Items from a data source

--

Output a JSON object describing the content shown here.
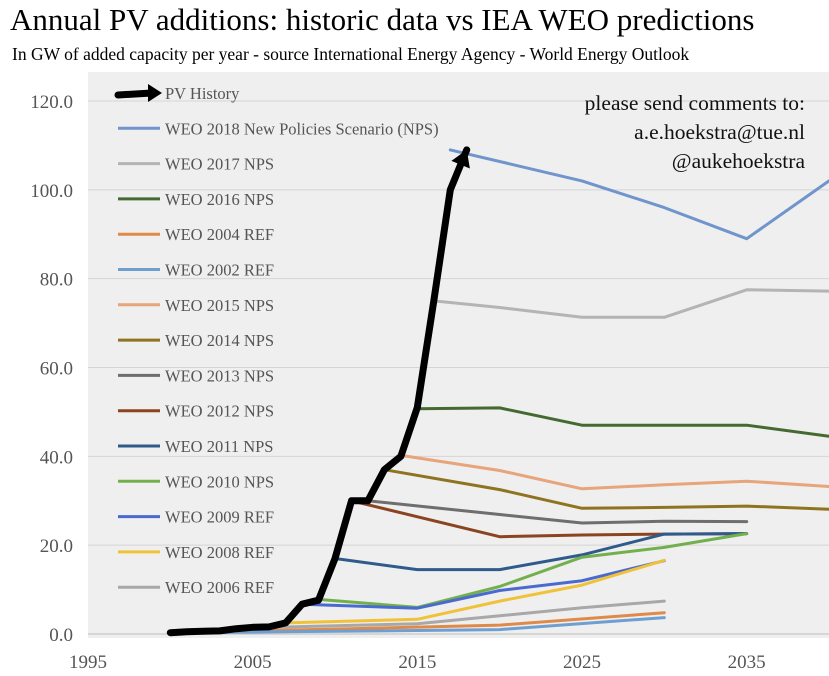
{
  "page": {
    "title": "Annual PV additions: historic data vs IEA WEO predictions",
    "subtitle": "In GW of added capacity per year - source International Energy Agency - World Energy Outlook"
  },
  "chart_data": {
    "type": "line",
    "title": "Annual PV additions: historic data vs IEA WEO predictions",
    "subtitle": "In GW of added capacity per year - source International Energy Agency - World Energy Outlook",
    "xlabel": "",
    "ylabel": "",
    "xlim": [
      1995,
      2040
    ],
    "ylim": [
      0,
      120
    ],
    "x_ticks": [
      "1995",
      "2005",
      "2015",
      "2025",
      "2035"
    ],
    "x_tick_values": [
      1995,
      2005,
      2015,
      2025,
      2035
    ],
    "y_ticks": [
      "0.0",
      "20.0",
      "40.0",
      "60.0",
      "80.0",
      "100.0",
      "120.0"
    ],
    "y_tick_values": [
      0,
      20,
      40,
      60,
      80,
      100,
      120
    ],
    "grid": "horizontal",
    "legend_position": "top-left",
    "annotation": [
      "please send comments to:",
      "a.e.hoekstra@tue.nl",
      "@aukehoekstra"
    ],
    "series": [
      {
        "name": "PV History",
        "color": "#000000",
        "style": "history-arrow",
        "x": [
          2000,
          2001,
          2002,
          2003,
          2004,
          2005,
          2006,
          2007,
          2008,
          2009,
          2010,
          2011,
          2012,
          2013,
          2014,
          2015,
          2016,
          2017,
          2018
        ],
        "y": [
          0.3,
          0.5,
          0.6,
          0.7,
          1.2,
          1.5,
          1.6,
          2.5,
          6.7,
          7.6,
          17,
          30,
          30,
          37,
          40,
          51,
          75,
          100,
          109
        ]
      },
      {
        "name": "WEO 2018 New Policies Scenario (NPS)",
        "color": "#7094cc",
        "x": [
          2017,
          2025,
          2030,
          2035,
          2040
        ],
        "y": [
          109,
          102,
          96,
          89,
          102
        ]
      },
      {
        "name": "WEO 2017 NPS",
        "color": "#b4b4b4",
        "x": [
          2016,
          2020,
          2025,
          2030,
          2035,
          2040
        ],
        "y": [
          75,
          73.5,
          71.3,
          71.3,
          77.5,
          77.2
        ]
      },
      {
        "name": "WEO 2016 NPS",
        "color": "#446a31",
        "x": [
          2015,
          2020,
          2025,
          2030,
          2035,
          2040
        ],
        "y": [
          50.7,
          50.9,
          47,
          47,
          47,
          44.5
        ]
      },
      {
        "name": "WEO 2004 REF",
        "color": "#e08a4a",
        "x": [
          2002,
          2010,
          2020,
          2030
        ],
        "y": [
          0.5,
          1.1,
          2,
          4.8
        ]
      },
      {
        "name": "WEO 2002 REF",
        "color": "#6f9fd0",
        "x": [
          2000,
          2010,
          2020,
          2030
        ],
        "y": [
          0.3,
          0.6,
          1,
          3.7
        ]
      },
      {
        "name": "WEO 2015 NPS",
        "color": "#e8a47a",
        "x": [
          2014,
          2020,
          2025,
          2030,
          2035,
          2040
        ],
        "y": [
          40.2,
          36.8,
          32.7,
          33.6,
          34.4,
          33.2
        ]
      },
      {
        "name": "WEO 2014 NPS",
        "color": "#8e7420",
        "x": [
          2013,
          2020,
          2025,
          2030,
          2035,
          2040
        ],
        "y": [
          37,
          32.5,
          28.3,
          28.5,
          28.8,
          28.1
        ]
      },
      {
        "name": "WEO 2013 NPS",
        "color": "#6e6e6e",
        "x": [
          2012,
          2020,
          2025,
          2030,
          2035
        ],
        "y": [
          30,
          26.9,
          25,
          25.4,
          25.3
        ]
      },
      {
        "name": "WEO 2012 NPS",
        "color": "#8b4420",
        "x": [
          2011,
          2020,
          2025,
          2030,
          2035
        ],
        "y": [
          30,
          21.9,
          22.3,
          22.5,
          22.6
        ]
      },
      {
        "name": "WEO 2011 NPS",
        "color": "#2f5b8c",
        "x": [
          2010,
          2015,
          2020,
          2025,
          2030,
          2035
        ],
        "y": [
          17,
          14.5,
          14.5,
          17.8,
          22.5,
          22.6
        ]
      },
      {
        "name": "WEO 2010 NPS",
        "color": "#72b04e",
        "x": [
          2009,
          2015,
          2020,
          2025,
          2030,
          2035
        ],
        "y": [
          7.8,
          6,
          10.7,
          17.3,
          19.5,
          22.6
        ]
      },
      {
        "name": "WEO 2009 REF",
        "color": "#4a6ad0",
        "x": [
          2008,
          2015,
          2020,
          2025,
          2030
        ],
        "y": [
          6.7,
          5.8,
          9.8,
          12,
          16.5
        ]
      },
      {
        "name": "WEO 2008 REF",
        "color": "#f0c23a",
        "x": [
          2007,
          2015,
          2020,
          2025,
          2030
        ],
        "y": [
          2.5,
          3.3,
          7.4,
          11,
          16.6
        ]
      },
      {
        "name": "WEO 2006 REF",
        "color": "#a8a8a8",
        "x": [
          2005,
          2015,
          2020,
          2025,
          2030
        ],
        "y": [
          1.4,
          2.3,
          4.1,
          5.9,
          7.4
        ]
      }
    ]
  }
}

--

Short problem => Where a line holds "World", copy that line.

Reply to the task =>
    "subtitle": "In GW of added capacity per year - source International Energy Agency - World Energy Outlook"
    "subtitle": "In GW of added capacity per year - source International Energy Agency - World Energy Outlook",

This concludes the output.